=== Source extract ===

FIGS. 4A and 4B are plots of various voltages against different time scales relating to the turbine-generator 251 and the downhole controller 253. FIG. 4A depicts data associated with a startup sequence, while FIG. 4B depicts data associated with operation at steady state a time period after startup when the process has stabilized. As seen in both plots, low frequency behavior is exhibited by the voltage output of the turbine-generator 251, and the operating point (controller output) is maintained to ensure steady power production. In both plots, “Controller Input” can be considered e(t), “Controller Output” can be considered y(t), and “Generator Voltage” can be considered u(t). As seen in the plot of FIG. 4B, the voltage output of the turbine-generator 251 exhibits the low frequency sinusoidal signal, while the downhole controller 253 is stable and does not affect the load of the turbine-generator 251. This effect shown in FIG. 4B is a result of the downhole controller 253 operating more slowly than the low frequency sinusoidal signal (described previously).
FIG. 5 is a flow chart of an example method 500 for wireless communication from surface equipment to downhole equipment. The method 500 can be implemented, for example, by system 200. At step 502, a first portion of a fluid (such as the first portion 299 a of the fluid 299) is flowed from a container (such as the container 212) to a surface valve sub-assembly (such as the surface valve sub-assembly 220). As mentioned previously, the surface valve sub-assembly includes the first dump valve 221 a, the second dump valve 221 b, the surface controller 223, and the return line 213. The surface controller 223 is communicatively coupled to the first and second dump valves 221 a, 221 b. The return line 213 is in fluid communication with the first and second dump valves 221 a, 221 b.

===

Set exercise A —
Copy the passage on downhole wireless communication word for word, from "FIG. 5 is a" up to and including "with the first and second dump valves 221 a, 221 b.".
Set exercise B —
Resume the passage on downhole wireless communication, carrying on from its final sentence.

=== Supplied information ===

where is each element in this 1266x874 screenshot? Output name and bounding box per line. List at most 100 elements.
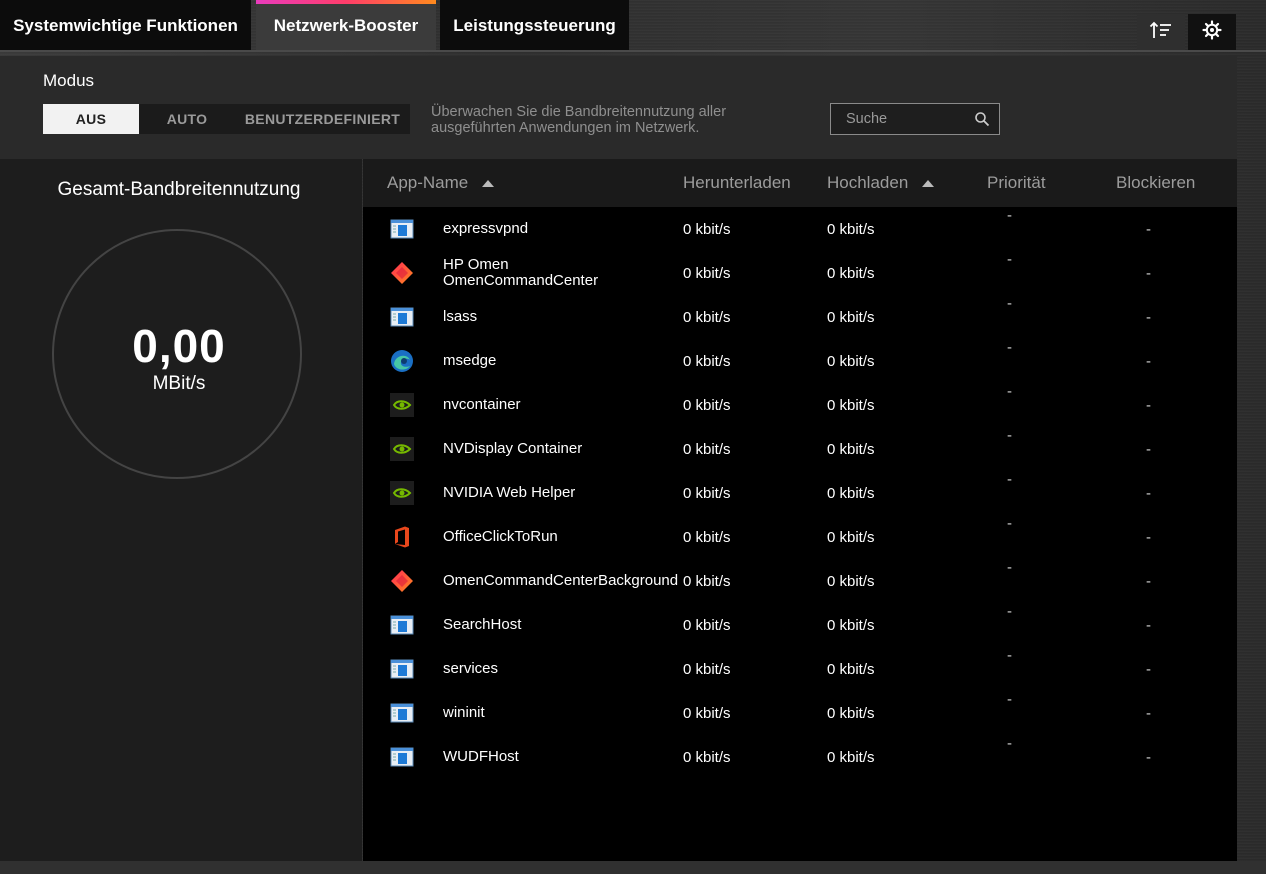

===

Written answer A —
FIG. 5 is a flow chart of an example method 500 for wireless communication from surface equipment to downhole equipment. The method 500 can be implemented, for example, by system 200. At step 502, a first portion of a fluid (such as the first portion 299 a of the fluid 299) is flowed from a container (such as the container 212) to a surface valve sub-assembly (such as the surface valve sub-assembly 220). As mentioned previously, the surface valve sub-assembly includes the first dump valve 221 a, the second dump valve 221 b, the surface controller 223, and the return line 213. The surface controller 223 is communicatively coupled to the first and second dump valves 221 a, 221 b. The return line 213 is in fluid communication with the first and second dump valves 221 a, 221 b.

Written answer B —
At step 504, fluid flow through each of the first and second dump valves 221 a, 221 b is adjusted by the surface controller 223. In some implementations, the first and second dump valves 221 a, 221 b are in a parallel flow configuration. In some implementations, the method 500 includes adjusting, by the surface controller 223, a split of the first portion 299 a between the first dump valve 221 a and the second dump valve 221 b. In some implementations, adjusting the fluid flow through each of the first and second dump valves 221 a, 221 b at step 504 includes adjusting the fluid flow through each of the first and second dump valves 221 a, 221 b, such that a sinusoidal signal is hydraulically transmitted to the downhole sub-system 251 via a second portion (such as the second portion 299 b) of the fluid 299. In some implementations, the method 500 includes modulating, by the surface controller 223, the sinusoidal signal that is hydraulically transmitted to the downhole sub-system 250 via the second portion 299 b. At step 506, the first portion 299 a of the fluid 299 is flowed by the return line 213 back to the container 212.
At step 508, the second portion 299 b of the fluid 299 is flowed from the container 212 to a downhole sub-system disposed within a wellbore (such as the downhole sub-system 250 disposed within the well 100). As mentioned previously, the downhole sub-system 250 includes the turbine-generator 251 and the downhole controller 253. The downhole controller 253 is coupled to the turbine-generator 251. In some implementations, flowing the second portion 299 b to the downhole sub-system 250 at step 508 includes flowing the second portion 299 b through a coiled tubing (such as the coiled tubing 290) that is fluidically coupled to the turbine-generator 251. At step 510, the second portion 299 b of the fluid 299 is received by the turbine-generator 251.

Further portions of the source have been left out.